*Written instruction*:
Where does the string "Wirtschaftsplan" appear in the records? Copy every line that contains it.
******
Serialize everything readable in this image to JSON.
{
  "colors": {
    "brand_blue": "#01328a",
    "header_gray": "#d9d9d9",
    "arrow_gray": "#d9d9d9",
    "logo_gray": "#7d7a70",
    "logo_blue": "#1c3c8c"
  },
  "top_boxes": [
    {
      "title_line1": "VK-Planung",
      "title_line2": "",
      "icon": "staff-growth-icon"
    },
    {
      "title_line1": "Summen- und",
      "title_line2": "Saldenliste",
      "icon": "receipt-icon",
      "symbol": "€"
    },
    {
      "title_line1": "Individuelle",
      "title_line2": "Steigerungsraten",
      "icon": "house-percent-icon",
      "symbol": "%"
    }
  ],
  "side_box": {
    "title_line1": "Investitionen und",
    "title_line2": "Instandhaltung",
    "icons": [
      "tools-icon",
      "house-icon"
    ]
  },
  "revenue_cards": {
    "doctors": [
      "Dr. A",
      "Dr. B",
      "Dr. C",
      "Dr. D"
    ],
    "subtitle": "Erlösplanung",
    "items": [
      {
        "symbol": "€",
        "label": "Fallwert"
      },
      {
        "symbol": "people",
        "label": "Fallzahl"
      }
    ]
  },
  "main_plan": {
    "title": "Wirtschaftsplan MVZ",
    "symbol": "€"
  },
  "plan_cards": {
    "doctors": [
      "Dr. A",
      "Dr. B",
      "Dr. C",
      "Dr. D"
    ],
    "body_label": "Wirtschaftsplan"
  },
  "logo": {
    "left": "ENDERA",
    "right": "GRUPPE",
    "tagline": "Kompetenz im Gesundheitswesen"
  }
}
******
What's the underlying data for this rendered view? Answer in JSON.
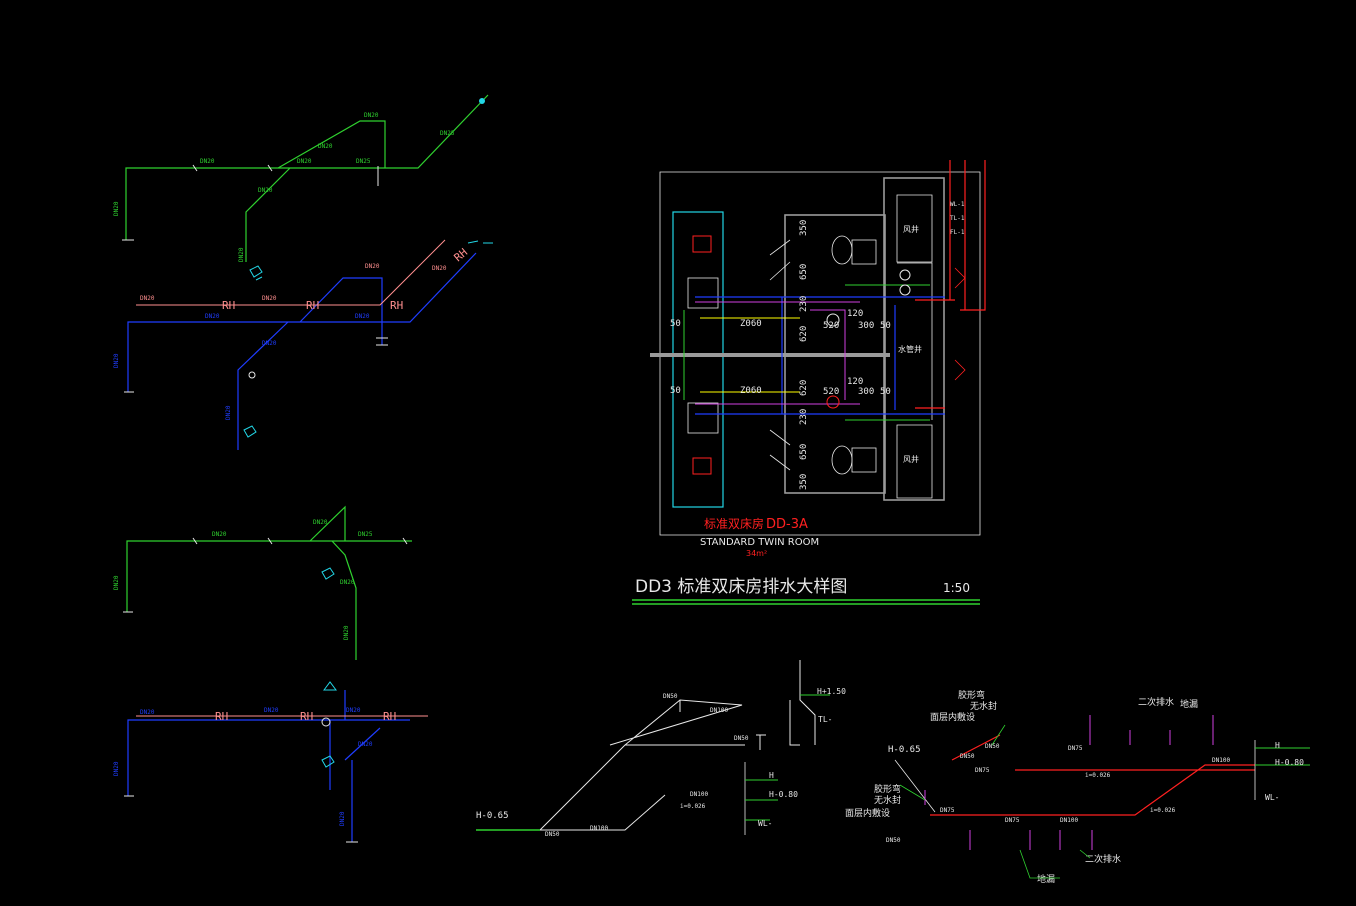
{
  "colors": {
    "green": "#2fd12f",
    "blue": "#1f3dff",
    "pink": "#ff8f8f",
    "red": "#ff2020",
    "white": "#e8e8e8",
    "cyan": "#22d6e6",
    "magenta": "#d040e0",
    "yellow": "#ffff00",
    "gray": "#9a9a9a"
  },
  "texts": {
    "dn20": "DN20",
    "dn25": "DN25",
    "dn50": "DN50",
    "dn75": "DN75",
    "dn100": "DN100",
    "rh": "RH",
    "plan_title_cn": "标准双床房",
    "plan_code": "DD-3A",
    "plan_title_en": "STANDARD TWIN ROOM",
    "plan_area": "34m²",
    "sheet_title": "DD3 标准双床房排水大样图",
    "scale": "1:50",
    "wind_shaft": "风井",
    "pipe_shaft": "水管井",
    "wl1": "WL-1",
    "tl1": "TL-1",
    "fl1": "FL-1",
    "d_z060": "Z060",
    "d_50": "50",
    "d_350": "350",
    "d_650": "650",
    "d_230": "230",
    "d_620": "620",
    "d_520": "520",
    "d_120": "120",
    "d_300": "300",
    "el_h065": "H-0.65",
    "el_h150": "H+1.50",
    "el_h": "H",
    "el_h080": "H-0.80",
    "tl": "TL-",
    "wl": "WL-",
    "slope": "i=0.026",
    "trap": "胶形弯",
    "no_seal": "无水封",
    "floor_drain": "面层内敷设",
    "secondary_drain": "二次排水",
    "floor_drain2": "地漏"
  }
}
******
*Complete output*:
    "title": "Wirtschaftsplan MVZ",
    "body_label": "Wirtschaftsplan"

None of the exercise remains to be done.